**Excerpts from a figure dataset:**
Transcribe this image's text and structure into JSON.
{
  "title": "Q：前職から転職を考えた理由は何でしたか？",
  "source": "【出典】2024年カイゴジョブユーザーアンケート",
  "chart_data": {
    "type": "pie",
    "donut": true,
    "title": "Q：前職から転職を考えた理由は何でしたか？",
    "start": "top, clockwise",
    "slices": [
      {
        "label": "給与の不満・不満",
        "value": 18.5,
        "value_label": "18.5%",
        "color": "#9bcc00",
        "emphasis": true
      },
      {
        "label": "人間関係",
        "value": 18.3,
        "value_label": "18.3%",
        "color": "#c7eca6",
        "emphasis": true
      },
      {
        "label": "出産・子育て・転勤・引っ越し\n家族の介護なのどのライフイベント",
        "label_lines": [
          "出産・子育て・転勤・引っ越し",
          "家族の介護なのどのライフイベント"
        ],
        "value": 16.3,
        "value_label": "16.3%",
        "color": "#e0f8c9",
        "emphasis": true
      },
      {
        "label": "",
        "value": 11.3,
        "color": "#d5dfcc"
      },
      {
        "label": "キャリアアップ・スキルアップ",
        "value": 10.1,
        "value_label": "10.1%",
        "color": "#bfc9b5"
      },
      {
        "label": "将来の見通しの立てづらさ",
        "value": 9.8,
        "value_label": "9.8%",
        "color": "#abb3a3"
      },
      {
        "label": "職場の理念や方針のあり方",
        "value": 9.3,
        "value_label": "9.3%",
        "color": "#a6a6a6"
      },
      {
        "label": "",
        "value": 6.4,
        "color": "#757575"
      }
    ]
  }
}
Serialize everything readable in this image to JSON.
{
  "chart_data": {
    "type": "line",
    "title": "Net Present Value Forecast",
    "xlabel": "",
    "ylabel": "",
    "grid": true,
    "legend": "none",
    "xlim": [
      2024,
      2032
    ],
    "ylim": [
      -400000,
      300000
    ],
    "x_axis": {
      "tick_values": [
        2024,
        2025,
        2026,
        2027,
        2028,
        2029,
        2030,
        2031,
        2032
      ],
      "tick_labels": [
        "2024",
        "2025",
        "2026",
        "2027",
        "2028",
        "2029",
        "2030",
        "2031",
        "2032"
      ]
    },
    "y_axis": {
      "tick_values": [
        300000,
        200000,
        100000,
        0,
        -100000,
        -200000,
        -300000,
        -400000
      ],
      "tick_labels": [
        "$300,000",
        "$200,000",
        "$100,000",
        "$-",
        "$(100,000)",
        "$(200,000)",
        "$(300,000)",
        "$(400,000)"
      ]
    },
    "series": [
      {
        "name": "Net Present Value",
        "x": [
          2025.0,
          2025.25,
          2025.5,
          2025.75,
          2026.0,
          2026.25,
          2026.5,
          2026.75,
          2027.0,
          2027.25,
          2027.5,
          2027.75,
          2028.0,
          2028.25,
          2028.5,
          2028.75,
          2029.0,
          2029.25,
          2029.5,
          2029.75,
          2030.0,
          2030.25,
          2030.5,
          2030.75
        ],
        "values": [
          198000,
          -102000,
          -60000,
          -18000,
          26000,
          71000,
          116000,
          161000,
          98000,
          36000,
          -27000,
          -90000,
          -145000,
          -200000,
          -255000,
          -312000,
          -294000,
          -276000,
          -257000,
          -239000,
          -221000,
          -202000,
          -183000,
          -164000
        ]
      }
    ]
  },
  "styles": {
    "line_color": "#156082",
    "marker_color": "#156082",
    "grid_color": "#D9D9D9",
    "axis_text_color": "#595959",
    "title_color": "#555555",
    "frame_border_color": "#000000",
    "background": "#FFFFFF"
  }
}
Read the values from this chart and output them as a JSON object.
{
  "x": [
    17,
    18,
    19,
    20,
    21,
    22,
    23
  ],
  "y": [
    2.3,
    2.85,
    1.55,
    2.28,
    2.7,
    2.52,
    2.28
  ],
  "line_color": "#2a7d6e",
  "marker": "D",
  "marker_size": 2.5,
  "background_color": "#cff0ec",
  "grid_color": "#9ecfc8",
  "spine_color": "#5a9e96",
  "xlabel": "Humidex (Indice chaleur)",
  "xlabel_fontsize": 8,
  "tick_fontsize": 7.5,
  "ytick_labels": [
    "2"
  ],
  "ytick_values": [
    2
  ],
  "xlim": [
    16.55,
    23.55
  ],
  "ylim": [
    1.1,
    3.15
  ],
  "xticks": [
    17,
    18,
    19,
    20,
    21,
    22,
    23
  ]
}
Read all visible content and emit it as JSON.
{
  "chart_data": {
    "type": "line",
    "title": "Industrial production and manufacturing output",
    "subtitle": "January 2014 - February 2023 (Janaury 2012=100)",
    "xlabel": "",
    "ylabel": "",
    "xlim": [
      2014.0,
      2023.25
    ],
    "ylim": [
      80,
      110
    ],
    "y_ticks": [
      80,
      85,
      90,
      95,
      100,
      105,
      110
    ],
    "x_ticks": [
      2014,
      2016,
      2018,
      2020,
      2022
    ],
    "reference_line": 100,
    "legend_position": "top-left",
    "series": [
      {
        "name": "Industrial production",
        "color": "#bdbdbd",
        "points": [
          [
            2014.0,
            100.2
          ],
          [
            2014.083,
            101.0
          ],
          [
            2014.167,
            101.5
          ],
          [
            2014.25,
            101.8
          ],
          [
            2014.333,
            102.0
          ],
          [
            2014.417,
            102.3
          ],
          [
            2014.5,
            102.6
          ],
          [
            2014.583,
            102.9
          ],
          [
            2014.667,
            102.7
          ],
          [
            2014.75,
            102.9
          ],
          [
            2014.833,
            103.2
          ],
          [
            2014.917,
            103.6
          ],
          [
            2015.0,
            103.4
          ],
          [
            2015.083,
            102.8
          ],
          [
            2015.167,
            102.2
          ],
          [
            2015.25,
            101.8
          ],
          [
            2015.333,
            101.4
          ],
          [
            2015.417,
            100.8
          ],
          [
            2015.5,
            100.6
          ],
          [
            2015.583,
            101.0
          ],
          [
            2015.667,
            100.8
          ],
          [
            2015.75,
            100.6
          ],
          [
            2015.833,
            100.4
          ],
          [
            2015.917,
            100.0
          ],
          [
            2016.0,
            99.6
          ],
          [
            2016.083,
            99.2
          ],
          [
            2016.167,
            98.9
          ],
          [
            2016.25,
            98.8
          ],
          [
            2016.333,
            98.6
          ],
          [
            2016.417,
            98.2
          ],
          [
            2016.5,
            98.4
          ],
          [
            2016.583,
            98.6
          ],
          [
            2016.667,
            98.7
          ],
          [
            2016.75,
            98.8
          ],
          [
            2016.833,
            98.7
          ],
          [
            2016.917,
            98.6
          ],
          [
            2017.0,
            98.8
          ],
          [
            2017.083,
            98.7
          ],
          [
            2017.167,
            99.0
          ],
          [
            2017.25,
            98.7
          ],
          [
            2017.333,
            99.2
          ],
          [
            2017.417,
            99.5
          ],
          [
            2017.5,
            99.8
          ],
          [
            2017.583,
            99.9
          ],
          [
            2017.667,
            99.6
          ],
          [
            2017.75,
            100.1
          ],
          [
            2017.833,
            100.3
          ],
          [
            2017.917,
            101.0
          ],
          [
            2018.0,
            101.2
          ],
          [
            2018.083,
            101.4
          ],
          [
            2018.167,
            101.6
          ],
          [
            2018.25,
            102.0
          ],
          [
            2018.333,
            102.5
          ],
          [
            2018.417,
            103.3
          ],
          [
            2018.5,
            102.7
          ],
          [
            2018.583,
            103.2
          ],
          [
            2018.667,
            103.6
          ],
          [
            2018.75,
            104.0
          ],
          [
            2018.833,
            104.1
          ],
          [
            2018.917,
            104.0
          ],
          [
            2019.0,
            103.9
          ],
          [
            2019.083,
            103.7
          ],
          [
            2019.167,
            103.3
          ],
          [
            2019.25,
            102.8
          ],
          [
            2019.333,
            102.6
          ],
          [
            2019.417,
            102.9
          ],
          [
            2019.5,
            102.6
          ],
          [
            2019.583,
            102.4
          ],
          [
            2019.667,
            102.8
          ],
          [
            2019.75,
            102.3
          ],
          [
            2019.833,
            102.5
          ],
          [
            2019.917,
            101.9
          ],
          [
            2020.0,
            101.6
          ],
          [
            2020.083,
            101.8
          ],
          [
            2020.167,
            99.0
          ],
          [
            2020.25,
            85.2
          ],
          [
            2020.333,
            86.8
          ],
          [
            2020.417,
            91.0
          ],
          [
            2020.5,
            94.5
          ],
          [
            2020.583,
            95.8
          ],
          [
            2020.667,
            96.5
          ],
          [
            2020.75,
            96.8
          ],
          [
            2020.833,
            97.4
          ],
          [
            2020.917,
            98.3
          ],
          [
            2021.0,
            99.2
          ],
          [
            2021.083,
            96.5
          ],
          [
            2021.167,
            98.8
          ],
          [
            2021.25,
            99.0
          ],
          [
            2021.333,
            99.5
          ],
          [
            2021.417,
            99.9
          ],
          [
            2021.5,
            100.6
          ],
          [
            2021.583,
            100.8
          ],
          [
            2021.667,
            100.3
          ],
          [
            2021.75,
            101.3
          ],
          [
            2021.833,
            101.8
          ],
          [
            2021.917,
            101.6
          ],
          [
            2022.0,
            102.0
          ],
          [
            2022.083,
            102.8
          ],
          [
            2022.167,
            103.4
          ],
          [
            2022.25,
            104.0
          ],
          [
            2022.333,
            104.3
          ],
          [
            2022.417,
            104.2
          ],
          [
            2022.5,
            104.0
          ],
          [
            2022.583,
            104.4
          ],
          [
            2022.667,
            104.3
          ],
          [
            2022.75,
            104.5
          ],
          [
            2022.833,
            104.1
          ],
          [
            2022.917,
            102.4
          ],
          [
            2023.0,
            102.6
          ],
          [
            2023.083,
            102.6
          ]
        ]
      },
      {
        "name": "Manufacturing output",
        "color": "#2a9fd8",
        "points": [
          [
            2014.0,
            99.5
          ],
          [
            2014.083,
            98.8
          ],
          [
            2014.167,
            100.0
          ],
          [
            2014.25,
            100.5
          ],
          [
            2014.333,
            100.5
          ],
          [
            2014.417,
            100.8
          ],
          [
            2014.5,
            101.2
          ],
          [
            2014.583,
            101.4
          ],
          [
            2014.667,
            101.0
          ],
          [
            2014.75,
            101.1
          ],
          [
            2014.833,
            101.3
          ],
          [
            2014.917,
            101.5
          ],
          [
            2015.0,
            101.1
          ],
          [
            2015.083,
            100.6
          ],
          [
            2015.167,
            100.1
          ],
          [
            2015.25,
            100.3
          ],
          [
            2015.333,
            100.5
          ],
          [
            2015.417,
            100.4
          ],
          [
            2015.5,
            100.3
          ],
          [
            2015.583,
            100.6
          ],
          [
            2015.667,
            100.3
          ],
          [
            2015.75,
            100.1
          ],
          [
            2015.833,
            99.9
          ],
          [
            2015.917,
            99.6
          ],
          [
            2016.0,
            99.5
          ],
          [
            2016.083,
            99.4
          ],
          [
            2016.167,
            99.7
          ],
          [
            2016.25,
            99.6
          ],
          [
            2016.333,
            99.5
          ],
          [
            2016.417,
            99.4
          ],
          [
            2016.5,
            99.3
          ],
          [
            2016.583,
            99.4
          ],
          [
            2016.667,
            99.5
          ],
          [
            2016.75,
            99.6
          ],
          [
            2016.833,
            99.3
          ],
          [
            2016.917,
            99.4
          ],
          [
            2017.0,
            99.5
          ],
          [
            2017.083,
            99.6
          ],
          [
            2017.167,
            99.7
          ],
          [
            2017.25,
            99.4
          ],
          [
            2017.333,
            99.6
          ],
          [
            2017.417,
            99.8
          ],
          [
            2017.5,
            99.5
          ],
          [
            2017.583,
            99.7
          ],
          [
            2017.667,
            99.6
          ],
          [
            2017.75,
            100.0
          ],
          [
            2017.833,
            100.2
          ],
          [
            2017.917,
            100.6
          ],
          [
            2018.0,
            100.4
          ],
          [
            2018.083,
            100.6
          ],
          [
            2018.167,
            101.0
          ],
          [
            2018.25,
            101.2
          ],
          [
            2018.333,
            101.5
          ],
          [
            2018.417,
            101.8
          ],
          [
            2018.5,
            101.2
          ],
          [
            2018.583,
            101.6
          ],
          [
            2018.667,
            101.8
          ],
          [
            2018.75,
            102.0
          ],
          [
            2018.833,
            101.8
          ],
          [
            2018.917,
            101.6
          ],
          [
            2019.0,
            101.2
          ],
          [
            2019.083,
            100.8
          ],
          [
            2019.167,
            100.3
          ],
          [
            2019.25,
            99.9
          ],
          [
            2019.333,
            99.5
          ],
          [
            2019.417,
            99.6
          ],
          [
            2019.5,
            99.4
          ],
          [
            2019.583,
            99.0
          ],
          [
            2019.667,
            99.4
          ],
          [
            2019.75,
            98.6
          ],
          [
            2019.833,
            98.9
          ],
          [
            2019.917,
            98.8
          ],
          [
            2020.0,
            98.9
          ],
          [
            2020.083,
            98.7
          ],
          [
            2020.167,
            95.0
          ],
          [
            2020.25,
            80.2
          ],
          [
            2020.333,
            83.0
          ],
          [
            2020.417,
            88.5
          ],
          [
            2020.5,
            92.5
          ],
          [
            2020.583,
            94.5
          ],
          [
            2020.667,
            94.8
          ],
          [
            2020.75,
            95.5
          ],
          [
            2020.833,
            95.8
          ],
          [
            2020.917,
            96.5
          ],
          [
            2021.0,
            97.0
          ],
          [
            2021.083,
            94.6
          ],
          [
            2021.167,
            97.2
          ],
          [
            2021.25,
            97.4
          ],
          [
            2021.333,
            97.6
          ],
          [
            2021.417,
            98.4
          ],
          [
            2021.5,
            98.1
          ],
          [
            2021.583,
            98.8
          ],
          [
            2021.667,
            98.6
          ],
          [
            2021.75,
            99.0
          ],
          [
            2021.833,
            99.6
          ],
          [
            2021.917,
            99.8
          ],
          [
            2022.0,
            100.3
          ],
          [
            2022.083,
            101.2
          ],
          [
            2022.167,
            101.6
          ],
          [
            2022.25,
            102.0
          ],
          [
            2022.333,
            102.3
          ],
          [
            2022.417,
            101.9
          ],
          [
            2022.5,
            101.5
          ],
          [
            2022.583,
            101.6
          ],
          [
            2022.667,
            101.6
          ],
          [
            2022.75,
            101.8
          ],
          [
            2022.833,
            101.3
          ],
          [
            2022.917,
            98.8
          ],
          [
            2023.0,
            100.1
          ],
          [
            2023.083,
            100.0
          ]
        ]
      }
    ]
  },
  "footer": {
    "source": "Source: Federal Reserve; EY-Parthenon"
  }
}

**Set problem:** Search the data above for lines holding "name" and copy each of them.

**Answer for this exercise:**
        "name": "Net Present Value",
        "name": "Industrial production",
        "name": "Manufacturing output",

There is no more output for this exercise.